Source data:
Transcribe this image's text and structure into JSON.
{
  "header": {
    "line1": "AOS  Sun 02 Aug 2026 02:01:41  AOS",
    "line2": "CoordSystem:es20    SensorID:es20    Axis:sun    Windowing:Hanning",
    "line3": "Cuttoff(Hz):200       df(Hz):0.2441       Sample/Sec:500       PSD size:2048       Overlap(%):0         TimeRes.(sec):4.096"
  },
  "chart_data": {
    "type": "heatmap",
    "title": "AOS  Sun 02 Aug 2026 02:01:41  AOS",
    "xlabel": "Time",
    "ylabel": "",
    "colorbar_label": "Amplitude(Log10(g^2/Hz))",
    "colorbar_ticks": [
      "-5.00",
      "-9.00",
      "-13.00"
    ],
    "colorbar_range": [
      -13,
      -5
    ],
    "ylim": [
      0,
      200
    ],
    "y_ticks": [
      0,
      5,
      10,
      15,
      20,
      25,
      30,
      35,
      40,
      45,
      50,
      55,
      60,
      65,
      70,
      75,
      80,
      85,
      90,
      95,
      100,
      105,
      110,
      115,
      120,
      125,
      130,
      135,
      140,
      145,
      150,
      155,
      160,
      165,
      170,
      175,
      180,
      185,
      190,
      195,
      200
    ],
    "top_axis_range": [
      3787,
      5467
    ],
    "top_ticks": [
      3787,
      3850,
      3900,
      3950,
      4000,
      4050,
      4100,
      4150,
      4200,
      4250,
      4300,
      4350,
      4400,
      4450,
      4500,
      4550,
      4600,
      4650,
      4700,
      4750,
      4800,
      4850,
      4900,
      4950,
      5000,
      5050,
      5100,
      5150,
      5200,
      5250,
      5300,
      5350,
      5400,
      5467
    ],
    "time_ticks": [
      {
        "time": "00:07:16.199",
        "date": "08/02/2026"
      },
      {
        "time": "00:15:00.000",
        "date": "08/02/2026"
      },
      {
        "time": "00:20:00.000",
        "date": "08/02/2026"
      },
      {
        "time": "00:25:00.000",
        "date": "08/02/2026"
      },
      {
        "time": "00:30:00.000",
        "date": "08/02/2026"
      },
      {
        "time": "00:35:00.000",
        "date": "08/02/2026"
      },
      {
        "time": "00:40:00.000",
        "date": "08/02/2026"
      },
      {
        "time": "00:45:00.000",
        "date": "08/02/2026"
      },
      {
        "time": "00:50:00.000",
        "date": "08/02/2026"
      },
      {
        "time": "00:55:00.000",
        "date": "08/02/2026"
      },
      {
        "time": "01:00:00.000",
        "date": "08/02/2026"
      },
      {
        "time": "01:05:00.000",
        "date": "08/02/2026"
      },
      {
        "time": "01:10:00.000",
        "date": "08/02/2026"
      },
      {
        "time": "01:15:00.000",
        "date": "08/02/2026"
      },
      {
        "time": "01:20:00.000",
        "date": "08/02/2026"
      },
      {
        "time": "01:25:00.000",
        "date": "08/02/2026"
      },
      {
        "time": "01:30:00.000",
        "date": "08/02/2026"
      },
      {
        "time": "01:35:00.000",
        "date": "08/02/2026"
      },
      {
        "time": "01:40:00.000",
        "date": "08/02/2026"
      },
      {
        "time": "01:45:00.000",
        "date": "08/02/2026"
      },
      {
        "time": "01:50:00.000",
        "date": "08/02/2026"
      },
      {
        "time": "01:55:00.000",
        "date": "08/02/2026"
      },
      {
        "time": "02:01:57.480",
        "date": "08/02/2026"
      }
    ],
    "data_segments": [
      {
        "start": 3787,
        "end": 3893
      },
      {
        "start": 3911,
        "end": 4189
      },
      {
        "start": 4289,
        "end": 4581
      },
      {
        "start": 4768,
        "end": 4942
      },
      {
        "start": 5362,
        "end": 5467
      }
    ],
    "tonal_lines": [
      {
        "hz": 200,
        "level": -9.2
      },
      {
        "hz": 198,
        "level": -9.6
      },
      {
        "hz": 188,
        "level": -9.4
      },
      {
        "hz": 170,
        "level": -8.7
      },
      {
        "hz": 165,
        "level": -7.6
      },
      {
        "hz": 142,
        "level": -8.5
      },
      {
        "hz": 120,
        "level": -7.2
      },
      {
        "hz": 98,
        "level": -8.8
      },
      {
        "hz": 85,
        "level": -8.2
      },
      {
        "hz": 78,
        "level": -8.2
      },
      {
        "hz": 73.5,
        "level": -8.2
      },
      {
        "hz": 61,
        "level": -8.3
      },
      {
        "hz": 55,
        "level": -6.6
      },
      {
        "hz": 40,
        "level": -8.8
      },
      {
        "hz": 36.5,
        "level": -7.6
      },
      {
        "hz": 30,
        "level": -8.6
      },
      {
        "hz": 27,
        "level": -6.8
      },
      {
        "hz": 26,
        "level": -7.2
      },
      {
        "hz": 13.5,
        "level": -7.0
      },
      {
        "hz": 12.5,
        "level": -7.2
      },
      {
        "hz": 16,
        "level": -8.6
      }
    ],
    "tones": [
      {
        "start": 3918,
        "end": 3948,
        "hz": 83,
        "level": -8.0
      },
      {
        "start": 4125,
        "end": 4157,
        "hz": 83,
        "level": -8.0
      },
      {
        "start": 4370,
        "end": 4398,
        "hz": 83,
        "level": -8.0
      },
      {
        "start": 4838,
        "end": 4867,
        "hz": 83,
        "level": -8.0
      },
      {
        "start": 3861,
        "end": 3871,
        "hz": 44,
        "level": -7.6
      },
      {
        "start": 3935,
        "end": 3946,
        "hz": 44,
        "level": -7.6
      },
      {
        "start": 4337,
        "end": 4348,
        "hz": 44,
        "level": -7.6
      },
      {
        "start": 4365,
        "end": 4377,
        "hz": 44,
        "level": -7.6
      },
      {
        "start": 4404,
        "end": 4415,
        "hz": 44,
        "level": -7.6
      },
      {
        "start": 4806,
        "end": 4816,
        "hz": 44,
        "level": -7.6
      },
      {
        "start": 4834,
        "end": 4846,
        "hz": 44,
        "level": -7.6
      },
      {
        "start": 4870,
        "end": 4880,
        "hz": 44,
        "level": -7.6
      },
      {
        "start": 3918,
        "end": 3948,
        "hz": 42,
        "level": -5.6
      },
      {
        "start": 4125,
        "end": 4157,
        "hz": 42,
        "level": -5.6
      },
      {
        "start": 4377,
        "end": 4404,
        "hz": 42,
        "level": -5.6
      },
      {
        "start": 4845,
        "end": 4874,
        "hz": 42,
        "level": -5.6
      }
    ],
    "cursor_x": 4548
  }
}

Written problem:
Give all the records again. Match them exactly.

Result of the task:
Transcribe this image's text and structure into JSON.
{
  "header": {
    "line1": "AOS  Sun 02 Aug 2026 02:01:41  AOS",
    "line2": "CoordSystem:es20    SensorID:es20    Axis:sun    Windowing:Hanning",
    "line3": "Cuttoff(Hz):200       df(Hz):0.2441       Sample/Sec:500       PSD size:2048       Overlap(%):0         TimeRes.(sec):4.096"
  },
  "chart_data": {
    "type": "heatmap",
    "title": "AOS  Sun 02 Aug 2026 02:01:41  AOS",
    "xlabel": "Time",
    "ylabel": "",
    "colorbar_label": "Amplitude(Log10(g^2/Hz))",
    "colorbar_ticks": [
      "-5.00",
      "-9.00",
      "-13.00"
    ],
    "colorbar_range": [
      -13,
      -5
    ],
    "ylim": [
      0,
      200
    ],
    "y_ticks": [
      0,
      5,
      10,
      15,
      20,
      25,
      30,
      35,
      40,
      45,
      50,
      55,
      60,
      65,
      70,
      75,
      80,
      85,
      90,
      95,
      100,
      105,
      110,
      115,
      120,
      125,
      130,
      135,
      140,
      145,
      150,
      155,
      160,
      165,
      170,
      175,
      180,
      185,
      190,
      195,
      200
    ],
    "top_axis_range": [
      3787,
      5467
    ],
    "top_ticks": [
      3787,
      3850,
      3900,
      3950,
      4000,
      4050,
      4100,
      4150,
      4200,
      4250,
      4300,
      4350,
      4400,
      4450,
      4500,
      4550,
      4600,
      4650,
      4700,
      4750,
      4800,
      4850,
      4900,
      4950,
      5000,
      5050,
      5100,
      5150,
      5200,
      5250,
      5300,
      5350,
      5400,
      5467
    ],
    "time_ticks": [
      {
        "time": "00:07:16.199",
        "date": "08/02/2026"
      },
      {
        "time": "00:15:00.000",
        "date": "08/02/2026"
      },
      {
        "time": "00:20:00.000",
        "date": "08/02/2026"
      },
      {
        "time": "00:25:00.000",
        "date": "08/02/2026"
      },
      {
        "time": "00:30:00.000",
        "date": "08/02/2026"
      },
      {
        "time": "00:35:00.000",
        "date": "08/02/2026"
      },
      {
        "time": "00:40:00.000",
        "date": "08/02/2026"
      },
      {
        "time": "00:45:00.000",
        "date": "08/02/2026"
      },
      {
        "time": "00:50:00.000",
        "date": "08/02/2026"
      },
      {
        "time": "00:55:00.000",
        "date": "08/02/2026"
      },
      {
        "time": "01:00:00.000",
        "date": "08/02/2026"
      },
      {
        "time": "01:05:00.000",
        "date": "08/02/2026"
      },
      {
        "time": "01:10:00.000",
        "date": "08/02/2026"
      },
      {
        "time": "01:15:00.000",
        "date": "08/02/2026"
      },
      {
        "time": "01:20:00.000",
        "date": "08/02/2026"
      },
      {
        "time": "01:25:00.000",
        "date": "08/02/2026"
      },
      {
        "time": "01:30:00.000",
        "date": "08/02/2026"
      },
      {
        "time": "01:35:00.000",
        "date": "08/02/2026"
      },
      {
        "time": "01:40:00.000",
        "date": "08/02/2026"
      },
      {
        "time": "01:45:00.000",
        "date": "08/02/2026"
      },
      {
        "time": "01:50:00.000",
        "date": "08/02/2026"
      },
      {
        "time": "01:55:00.000",
        "date": "08/02/2026"
      },
      {
        "time": "02:01:57.480",
        "date": "08/02/2026"
      }
    ],
    "data_segments": [
      {
        "start": 3787,
        "end": 3893
      },
      {
        "start": 3911,
        "end": 4189
      },
      {
        "start": 4289,
        "end": 4581
      },
      {
        "start": 4768,
        "end": 4942
      },
      {
        "start": 5362,
        "end": 5467
      }
    ],
    "tonal_lines": [
      {
        "hz": 200,
        "level": -9.2
      },
      {
        "hz": 198,
        "level": -9.6
      },
      {
        "hz": 188,
        "level": -9.4
      },
      {
        "hz": 170,
        "level": -8.7
      },
      {
        "hz": 165,
        "level": -7.6
      },
      {
        "hz": 142,
        "level": -8.5
      },
      {
        "hz": 120,
        "level": -7.2
      },
      {
        "hz": 98,
        "level": -8.8
      },
      {
        "hz": 85,
        "level": -8.2
      },
      {
        "hz": 78,
        "level": -8.2
      },
      {
        "hz": 73.5,
        "level": -8.2
      },
      {
        "hz": 61,
        "level": -8.3
      },
      {
        "hz": 55,
        "level": -6.6
      },
      {
        "hz": 40,
        "level": -8.8
      },
      {
        "hz": 36.5,
        "level": -7.6
      },
      {
        "hz": 30,
        "level": -8.6
      },
      {
        "hz": 27,
        "level": -6.8
      },
      {
        "hz": 26,
        "level": -7.2
      },
      {
        "hz": 13.5,
        "level": -7.0
      },
      {
        "hz": 12.5,
        "level": -7.2
      },
      {
        "hz": 16,
        "level": -8.6
      }
    ],
    "tones": [
      {
        "start": 3918,
        "end": 3948,
        "hz": 83,
        "level": -8.0
      },
      {
        "start": 4125,
        "end": 4157,
        "hz": 83,
        "level": -8.0
      },
      {
        "start": 4370,
        "end": 4398,
        "hz": 83,
        "level": -8.0
      },
      {
        "start": 4838,
        "end": 4867,
        "hz": 83,
        "level": -8.0
      },
      {
        "start": 3861,
        "end": 3871,
        "hz": 44,
        "level": -7.6
      },
      {
        "start": 3935,
        "end": 3946,
        "hz": 44,
        "level": -7.6
      },
      {
        "start": 4337,
        "end": 4348,
        "hz": 44,
        "level": -7.6
      },
      {
        "start": 4365,
        "end": 4377,
        "hz": 44,
        "level": -7.6
      },
      {
        "start": 4404,
        "end": 4415,
        "hz": 44,
        "level": -7.6
      },
      {
        "start": 4806,
        "end": 4816,
        "hz": 44,
        "level": -7.6
      },
      {
        "start": 4834,
        "end": 4846,
        "hz": 44,
        "level": -7.6
      },
      {
        "start": 4870,
        "end": 4880,
        "hz": 44,
        "level": -7.6
      },
      {
        "start": 3918,
        "end": 3948,
        "hz": 42,
        "level": -5.6
      },
      {
        "start": 4125,
        "end": 4157,
        "hz": 42,
        "level": -5.6
      },
      {
        "start": 4377,
        "end": 4404,
        "hz": 42,
        "level": -5.6
      },
      {
        "start": 4845,
        "end": 4874,
        "hz": 42,
        "level": -5.6
      }
    ],
    "cursor_x": 4548
  }
}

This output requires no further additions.